** Set task **
Filter the listing below, copying every line in which the word "screenshot" appears.

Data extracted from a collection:
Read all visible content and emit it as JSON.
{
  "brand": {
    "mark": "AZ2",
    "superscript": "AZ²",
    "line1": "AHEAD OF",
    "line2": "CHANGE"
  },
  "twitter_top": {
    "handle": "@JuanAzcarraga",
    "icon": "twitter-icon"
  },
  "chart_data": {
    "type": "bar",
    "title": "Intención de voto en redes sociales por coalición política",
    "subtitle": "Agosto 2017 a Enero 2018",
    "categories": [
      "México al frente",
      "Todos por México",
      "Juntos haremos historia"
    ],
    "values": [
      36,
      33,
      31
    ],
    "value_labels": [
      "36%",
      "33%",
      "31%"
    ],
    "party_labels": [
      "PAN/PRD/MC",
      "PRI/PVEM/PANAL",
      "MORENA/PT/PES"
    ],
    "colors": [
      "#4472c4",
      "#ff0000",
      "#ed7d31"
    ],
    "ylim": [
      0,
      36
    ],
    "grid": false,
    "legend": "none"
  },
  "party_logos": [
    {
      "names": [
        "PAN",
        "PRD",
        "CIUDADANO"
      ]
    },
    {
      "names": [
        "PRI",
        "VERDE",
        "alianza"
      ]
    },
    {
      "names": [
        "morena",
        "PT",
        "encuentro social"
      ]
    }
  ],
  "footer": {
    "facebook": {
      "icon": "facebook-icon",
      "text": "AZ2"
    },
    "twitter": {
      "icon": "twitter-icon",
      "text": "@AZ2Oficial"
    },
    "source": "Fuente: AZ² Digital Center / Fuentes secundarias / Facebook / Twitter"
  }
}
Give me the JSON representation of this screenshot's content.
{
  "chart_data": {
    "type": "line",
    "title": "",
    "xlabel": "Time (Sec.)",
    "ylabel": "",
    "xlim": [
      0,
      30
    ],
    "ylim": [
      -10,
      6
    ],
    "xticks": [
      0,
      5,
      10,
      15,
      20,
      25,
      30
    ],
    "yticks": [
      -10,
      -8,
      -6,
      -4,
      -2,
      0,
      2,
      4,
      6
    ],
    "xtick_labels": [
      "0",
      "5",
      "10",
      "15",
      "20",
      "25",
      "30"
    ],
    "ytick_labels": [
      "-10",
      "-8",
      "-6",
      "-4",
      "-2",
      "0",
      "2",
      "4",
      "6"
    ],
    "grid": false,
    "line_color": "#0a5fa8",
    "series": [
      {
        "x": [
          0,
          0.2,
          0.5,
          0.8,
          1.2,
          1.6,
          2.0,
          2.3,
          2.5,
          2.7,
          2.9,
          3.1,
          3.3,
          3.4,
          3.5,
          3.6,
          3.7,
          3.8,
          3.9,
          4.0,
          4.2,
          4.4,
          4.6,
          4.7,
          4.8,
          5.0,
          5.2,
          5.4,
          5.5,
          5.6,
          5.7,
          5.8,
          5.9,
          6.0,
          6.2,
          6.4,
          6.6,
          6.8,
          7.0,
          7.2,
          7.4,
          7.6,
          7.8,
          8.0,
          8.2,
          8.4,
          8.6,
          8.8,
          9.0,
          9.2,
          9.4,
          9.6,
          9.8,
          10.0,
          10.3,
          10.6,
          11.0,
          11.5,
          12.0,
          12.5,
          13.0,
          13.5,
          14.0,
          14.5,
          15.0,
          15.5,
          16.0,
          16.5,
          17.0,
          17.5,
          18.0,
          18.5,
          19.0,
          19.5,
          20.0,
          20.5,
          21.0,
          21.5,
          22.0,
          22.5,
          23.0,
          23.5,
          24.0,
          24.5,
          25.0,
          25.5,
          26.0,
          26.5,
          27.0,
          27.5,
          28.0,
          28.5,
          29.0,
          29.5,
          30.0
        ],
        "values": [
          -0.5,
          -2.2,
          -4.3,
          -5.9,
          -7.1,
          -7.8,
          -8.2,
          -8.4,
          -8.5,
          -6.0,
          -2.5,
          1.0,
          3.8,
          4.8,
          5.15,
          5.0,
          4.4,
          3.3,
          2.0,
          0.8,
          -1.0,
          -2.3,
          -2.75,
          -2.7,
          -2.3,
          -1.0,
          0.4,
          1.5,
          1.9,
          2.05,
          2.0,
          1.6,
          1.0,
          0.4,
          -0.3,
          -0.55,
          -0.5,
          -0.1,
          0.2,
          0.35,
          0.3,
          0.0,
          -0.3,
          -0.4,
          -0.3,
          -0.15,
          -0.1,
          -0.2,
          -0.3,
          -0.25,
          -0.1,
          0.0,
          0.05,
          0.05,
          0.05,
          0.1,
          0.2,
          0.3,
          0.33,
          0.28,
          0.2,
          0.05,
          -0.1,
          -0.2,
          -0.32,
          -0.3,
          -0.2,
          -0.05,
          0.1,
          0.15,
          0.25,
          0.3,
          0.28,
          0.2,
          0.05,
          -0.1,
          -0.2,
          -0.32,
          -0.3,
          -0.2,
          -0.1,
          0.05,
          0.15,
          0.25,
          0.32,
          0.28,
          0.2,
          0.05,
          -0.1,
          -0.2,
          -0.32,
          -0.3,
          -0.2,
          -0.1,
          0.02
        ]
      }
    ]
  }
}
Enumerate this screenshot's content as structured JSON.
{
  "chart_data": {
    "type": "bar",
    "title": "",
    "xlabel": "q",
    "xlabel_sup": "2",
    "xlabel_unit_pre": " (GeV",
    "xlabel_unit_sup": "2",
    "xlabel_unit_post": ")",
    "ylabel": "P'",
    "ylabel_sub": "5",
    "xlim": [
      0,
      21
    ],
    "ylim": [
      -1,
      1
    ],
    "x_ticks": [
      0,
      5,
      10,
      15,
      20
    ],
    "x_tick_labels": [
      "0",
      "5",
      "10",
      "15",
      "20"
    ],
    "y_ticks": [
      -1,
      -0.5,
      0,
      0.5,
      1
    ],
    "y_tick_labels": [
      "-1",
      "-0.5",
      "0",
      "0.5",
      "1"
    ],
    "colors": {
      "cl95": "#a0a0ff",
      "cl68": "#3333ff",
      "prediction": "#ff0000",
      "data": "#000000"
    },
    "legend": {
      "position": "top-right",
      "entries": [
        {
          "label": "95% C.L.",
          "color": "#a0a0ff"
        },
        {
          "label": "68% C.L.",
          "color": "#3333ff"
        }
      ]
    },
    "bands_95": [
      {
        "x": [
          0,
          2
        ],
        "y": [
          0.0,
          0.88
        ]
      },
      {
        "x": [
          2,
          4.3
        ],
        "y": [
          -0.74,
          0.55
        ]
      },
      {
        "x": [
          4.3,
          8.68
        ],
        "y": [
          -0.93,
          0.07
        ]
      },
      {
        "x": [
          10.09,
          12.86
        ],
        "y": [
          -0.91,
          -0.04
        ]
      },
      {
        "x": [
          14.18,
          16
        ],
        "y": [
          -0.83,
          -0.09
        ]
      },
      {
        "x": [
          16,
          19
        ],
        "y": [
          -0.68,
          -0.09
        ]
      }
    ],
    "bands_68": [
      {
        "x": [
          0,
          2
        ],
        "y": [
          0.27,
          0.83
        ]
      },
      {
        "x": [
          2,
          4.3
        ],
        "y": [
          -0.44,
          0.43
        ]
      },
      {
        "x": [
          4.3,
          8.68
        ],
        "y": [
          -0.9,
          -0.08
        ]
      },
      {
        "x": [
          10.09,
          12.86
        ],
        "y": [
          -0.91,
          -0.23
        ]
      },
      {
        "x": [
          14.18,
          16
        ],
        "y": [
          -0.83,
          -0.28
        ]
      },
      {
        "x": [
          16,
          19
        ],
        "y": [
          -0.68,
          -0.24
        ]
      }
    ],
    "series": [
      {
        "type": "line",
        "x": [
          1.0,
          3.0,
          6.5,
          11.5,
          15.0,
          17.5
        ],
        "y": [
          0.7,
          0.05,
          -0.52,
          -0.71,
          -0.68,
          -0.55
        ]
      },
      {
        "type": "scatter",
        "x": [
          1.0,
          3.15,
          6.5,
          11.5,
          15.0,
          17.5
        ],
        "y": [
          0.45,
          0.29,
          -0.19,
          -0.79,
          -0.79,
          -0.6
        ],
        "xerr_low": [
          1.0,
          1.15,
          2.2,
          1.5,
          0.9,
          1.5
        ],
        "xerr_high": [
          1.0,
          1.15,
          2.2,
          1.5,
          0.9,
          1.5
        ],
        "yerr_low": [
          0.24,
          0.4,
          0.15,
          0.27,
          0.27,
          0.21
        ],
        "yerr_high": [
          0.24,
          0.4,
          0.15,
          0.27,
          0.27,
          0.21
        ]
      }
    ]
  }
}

** Output of the exercise **
Give me the JSON representation of this screenshot's content.
Enumerate this screenshot's content as structured JSON.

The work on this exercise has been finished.